Le gouvernement Israélien, quant à lui, veut déplacer des dizaines de
milliers de Bédouins dans le désert du Néguev et en Cisjordanie :
« Plus de la moitié d’entre eux résident dans des villages qui ont été
« reconnus » par l’État au nom d’une politique sans ambiguïté : il s’agissait
de sédentariser et de concentrer dans des zones contrôlables une population
arabe jugée peu sûre, afin de libérer des terres pour la colonisation juive.
Ceux qui n’ont pas rejoint les sept villes nouvelles officielles, qualifiées de
« townships » par les Bédouins et les organisations de défense des droits de
l’homme, constituent une population semi-nomade établie dans des villages
« non reconnus », c’est-à-dire illégaux et donc régulièrement rasés par les
bulldozers. Le Monde du 15/09/2011 »

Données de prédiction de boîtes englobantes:

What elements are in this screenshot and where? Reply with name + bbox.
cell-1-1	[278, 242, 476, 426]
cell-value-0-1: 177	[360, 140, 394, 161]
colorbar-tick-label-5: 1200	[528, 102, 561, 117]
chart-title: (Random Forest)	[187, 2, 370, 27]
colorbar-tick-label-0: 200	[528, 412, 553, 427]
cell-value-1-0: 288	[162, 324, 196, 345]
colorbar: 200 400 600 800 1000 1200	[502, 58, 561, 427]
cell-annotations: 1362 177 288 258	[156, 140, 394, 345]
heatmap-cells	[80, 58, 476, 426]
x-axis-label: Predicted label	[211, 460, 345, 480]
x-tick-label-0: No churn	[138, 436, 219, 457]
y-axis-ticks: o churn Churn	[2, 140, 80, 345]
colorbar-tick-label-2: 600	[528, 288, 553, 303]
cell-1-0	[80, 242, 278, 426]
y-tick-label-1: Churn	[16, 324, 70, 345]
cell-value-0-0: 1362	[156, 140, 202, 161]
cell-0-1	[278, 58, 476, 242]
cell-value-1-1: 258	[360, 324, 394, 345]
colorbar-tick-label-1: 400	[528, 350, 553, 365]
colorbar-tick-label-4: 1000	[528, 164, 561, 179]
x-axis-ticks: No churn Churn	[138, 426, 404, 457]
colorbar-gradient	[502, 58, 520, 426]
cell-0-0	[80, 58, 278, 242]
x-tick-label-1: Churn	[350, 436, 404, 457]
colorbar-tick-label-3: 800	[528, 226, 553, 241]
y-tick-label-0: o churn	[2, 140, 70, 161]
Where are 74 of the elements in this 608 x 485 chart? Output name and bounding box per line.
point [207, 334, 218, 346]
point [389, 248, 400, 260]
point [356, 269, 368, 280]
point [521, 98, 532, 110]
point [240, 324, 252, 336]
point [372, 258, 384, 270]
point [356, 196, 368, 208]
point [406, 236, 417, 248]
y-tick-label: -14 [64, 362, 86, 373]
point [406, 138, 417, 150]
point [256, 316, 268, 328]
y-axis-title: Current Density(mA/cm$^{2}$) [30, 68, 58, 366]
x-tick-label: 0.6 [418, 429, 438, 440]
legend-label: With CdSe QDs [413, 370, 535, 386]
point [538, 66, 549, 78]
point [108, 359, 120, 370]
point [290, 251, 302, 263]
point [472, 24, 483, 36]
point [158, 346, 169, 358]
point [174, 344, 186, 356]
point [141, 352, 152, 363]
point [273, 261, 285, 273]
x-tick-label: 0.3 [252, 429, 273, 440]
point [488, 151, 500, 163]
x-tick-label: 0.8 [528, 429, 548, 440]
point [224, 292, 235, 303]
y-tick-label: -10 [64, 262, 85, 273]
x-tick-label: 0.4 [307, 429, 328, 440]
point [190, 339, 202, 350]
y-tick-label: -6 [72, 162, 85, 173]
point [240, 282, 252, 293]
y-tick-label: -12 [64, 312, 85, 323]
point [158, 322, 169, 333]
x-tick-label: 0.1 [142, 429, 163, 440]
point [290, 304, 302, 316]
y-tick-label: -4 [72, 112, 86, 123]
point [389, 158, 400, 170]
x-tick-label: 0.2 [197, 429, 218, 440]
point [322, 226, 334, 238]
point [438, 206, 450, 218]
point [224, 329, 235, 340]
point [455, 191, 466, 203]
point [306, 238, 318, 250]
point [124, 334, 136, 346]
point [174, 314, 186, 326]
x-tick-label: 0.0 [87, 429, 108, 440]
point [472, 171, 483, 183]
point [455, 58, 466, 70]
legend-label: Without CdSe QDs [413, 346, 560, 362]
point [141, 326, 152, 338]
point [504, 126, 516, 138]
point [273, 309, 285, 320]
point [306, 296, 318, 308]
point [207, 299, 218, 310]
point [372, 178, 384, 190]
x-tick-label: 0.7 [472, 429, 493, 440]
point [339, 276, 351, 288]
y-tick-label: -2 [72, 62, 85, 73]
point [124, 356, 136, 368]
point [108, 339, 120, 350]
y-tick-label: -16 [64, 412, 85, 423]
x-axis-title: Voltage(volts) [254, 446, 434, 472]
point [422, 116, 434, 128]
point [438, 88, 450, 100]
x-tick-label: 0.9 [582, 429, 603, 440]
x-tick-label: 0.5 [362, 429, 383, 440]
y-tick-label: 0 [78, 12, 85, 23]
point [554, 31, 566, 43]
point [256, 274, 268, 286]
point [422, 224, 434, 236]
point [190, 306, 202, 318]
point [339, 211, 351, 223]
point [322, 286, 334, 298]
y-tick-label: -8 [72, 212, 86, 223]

*LISTE DES TÂCHES*.
1. Renvoyez mot pour mot le passage de l'extrait sur les Bédouins du Néguev qui va de « Le gouvernement Israélien, quant » jusqu'à « la colonisation juive. » inclus.
2. Dans l'extrait sur les Bédouins du Néguev, relevez les termes placés isolément entre guillemets à l'intérieur de la citation.

*LISTE DES RÉPONSES*.
1.
Le gouvernement Israélien, quant à lui, veut déplacer des dizaines de
milliers de Bédouins dans le désert du Néguev et en Cisjordanie :
« Plus de la moitié d’entre eux résident dans des villages qui ont été
« reconnus » par l’État au nom d’une politique sans ambiguïté : il s’agissait
de sédentariser et de concentrer dans des zones contrôlables une population
arabe jugée peu sûre, afin de libérer des terres pour la colonisation juive.

2.
« reconnus »
« townships »
« non reconnus »